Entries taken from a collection
--- begin ---

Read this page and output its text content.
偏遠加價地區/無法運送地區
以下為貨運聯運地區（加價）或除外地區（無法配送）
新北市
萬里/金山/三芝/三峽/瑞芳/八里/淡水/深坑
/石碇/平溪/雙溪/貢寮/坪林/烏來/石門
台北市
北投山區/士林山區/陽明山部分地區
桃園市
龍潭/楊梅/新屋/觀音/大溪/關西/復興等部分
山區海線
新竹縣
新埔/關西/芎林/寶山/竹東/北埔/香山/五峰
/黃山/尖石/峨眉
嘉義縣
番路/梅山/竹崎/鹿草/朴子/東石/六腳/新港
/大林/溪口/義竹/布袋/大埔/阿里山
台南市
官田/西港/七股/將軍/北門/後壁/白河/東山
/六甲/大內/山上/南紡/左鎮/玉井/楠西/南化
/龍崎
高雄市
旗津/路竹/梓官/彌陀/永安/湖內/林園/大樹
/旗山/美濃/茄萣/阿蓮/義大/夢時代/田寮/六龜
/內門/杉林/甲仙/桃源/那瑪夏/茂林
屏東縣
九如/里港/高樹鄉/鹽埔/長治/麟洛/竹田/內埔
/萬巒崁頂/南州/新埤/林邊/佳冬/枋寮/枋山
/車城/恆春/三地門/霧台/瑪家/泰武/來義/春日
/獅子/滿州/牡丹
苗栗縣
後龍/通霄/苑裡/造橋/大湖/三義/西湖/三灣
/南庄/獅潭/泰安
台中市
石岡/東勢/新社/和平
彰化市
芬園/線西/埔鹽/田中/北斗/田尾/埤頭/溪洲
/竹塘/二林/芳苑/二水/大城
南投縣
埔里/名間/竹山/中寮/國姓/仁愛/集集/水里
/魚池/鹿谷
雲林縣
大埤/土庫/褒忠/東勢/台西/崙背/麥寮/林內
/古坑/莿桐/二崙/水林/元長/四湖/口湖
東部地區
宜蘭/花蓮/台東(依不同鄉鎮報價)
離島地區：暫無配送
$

--- end ---

*Exercise instructions*.
Restate all of the entries above precisely.

*Answer in full*.
Read this page and output its text content.
偏遠加價地區/無法運送地區
以下為貨運聯運地區（加價）或除外地區（無法配送）
新北市
萬里/金山/三芝/三峽/瑞芳/八里/淡水/深坑
/石碇/平溪/雙溪/貢寮/坪林/烏來/石門
台北市
北投山區/士林山區/陽明山部分地區
桃園市
龍潭/楊梅/新屋/觀音/大溪/關西/復興等部分
山區海線
新竹縣
新埔/關西/芎林/寶山/竹東/北埔/香山/五峰
/黃山/尖石/峨眉
嘉義縣
番路/梅山/竹崎/鹿草/朴子/東石/六腳/新港
/大林/溪口/義竹/布袋/大埔/阿里山
台南市
官田/西港/七股/將軍/北門/後壁/白河/東山
/六甲/大內/山上/南紡/左鎮/玉井/楠西/南化
/龍崎
高雄市
旗津/路竹/梓官/彌陀/永安/湖內/林園/大樹
/旗山/美濃/茄萣/阿蓮/義大/夢時代/田寮/六龜
/內門/杉林/甲仙/桃源/那瑪夏/茂林
屏東縣
九如/里港/高樹鄉/鹽埔/長治/麟洛/竹田/內埔
/萬巒崁頂/南州/新埤/林邊/佳冬/枋寮/枋山
/車城/恆春/三地門/霧台/瑪家/泰武/來義/春日
/獅子/滿州/牡丹
苗栗縣
後龍/通霄/苑裡/造橋/大湖/三義/西湖/三灣
/南庄/獅潭/泰安
台中市
石岡/東勢/新社/和平
彰化市
芬園/線西/埔鹽/田中/北斗/田尾/埤頭/溪洲
/竹塘/二林/芳苑/二水/大城
南投縣
埔里/名間/竹山/中寮/國姓/仁愛/集集/水里
/魚池/鹿谷
雲林縣
大埤/土庫/褒忠/東勢/台西/崙背/麥寮/林內
/古坑/莿桐/二崙/水林/元長/四湖/口湖
東部地區
宜蘭/花蓮/台東(依不同鄉鎮報價)
離島地區：暫無配送
$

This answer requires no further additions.